** Start of Material for the task **

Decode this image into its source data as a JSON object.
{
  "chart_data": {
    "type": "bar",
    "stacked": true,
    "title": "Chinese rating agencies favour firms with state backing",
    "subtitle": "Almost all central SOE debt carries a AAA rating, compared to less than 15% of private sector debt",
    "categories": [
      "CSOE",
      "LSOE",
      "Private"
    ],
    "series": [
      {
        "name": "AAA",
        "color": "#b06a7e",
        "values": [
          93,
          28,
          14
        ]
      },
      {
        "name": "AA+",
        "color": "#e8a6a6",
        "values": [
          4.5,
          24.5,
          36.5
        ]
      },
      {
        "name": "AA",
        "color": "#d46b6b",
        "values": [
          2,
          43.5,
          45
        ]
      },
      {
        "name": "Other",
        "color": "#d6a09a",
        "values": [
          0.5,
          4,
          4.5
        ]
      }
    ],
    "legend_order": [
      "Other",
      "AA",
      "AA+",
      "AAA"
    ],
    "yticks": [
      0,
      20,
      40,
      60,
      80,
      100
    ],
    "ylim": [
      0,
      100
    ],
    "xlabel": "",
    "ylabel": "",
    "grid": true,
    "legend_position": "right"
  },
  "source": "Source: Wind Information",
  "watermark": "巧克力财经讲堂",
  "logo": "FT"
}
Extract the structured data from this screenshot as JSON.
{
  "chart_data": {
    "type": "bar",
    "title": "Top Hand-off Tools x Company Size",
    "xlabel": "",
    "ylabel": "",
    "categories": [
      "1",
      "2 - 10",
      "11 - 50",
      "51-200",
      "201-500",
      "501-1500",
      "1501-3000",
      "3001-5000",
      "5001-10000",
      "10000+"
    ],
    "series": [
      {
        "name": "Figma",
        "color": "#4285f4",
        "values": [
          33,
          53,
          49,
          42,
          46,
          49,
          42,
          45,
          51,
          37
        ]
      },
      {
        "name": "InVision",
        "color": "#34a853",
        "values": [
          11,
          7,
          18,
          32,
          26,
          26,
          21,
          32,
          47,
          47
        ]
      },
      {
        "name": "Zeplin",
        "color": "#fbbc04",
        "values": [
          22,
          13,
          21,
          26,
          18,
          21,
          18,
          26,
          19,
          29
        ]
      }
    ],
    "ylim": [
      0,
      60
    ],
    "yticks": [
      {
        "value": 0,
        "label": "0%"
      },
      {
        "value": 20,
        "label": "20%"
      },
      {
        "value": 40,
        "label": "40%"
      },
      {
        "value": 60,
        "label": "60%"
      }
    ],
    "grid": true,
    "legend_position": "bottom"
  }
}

** End of Material for the task **

#### Work to be completed:
Every line above should be retyped exactly as given.

#### Result:
Decode this image into its source data as a JSON object.
{
  "chart_data": {
    "type": "bar",
    "stacked": true,
    "title": "Chinese rating agencies favour firms with state backing",
    "subtitle": "Almost all central SOE debt carries a AAA rating, compared to less than 15% of private sector debt",
    "categories": [
      "CSOE",
      "LSOE",
      "Private"
    ],
    "series": [
      {
        "name": "AAA",
        "color": "#b06a7e",
        "values": [
          93,
          28,
          14
        ]
      },
      {
        "name": "AA+",
        "color": "#e8a6a6",
        "values": [
          4.5,
          24.5,
          36.5
        ]
      },
      {
        "name": "AA",
        "color": "#d46b6b",
        "values": [
          2,
          43.5,
          45
        ]
      },
      {
        "name": "Other",
        "color": "#d6a09a",
        "values": [
          0.5,
          4,
          4.5
        ]
      }
    ],
    "legend_order": [
      "Other",
      "AA",
      "AA+",
      "AAA"
    ],
    "yticks": [
      0,
      20,
      40,
      60,
      80,
      100
    ],
    "ylim": [
      0,
      100
    ],
    "xlabel": "",
    "ylabel": "",
    "grid": true,
    "legend_position": "right"
  },
  "source": "Source: Wind Information",
  "watermark": "巧克力财经讲堂",
  "logo": "FT"
}
Extract the structured data from this screenshot as JSON.
{
  "chart_data": {
    "type": "bar",
    "title": "Top Hand-off Tools x Company Size",
    "xlabel": "",
    "ylabel": "",
    "categories": [
      "1",
      "2 - 10",
      "11 - 50",
      "51-200",
      "201-500",
      "501-1500",
      "1501-3000",
      "3001-5000",
      "5001-10000",
      "10000+"
    ],
    "series": [
      {
        "name": "Figma",
        "color": "#4285f4",
        "values": [
          33,
          53,
          49,
          42,
          46,
          49,
          42,
          45,
          51,
          37
        ]
      },
      {
        "name": "InVision",
        "color": "#34a853",
        "values": [
          11,
          7,
          18,
          32,
          26,
          26,
          21,
          32,
          47,
          47
        ]
      },
      {
        "name": "Zeplin",
        "color": "#fbbc04",
        "values": [
          22,
          13,
          21,
          26,
          18,
          21,
          18,
          26,
          19,
          29
        ]
      }
    ],
    "ylim": [
      0,
      60
    ],
    "yticks": [
      {
        "value": 0,
        "label": "0%"
      },
      {
        "value": 20,
        "label": "20%"
      },
      {
        "value": 40,
        "label": "40%"
      },
      {
        "value": 60,
        "label": "60%"
      }
    ],
    "grid": true,
    "legend_position": "bottom"
  }
}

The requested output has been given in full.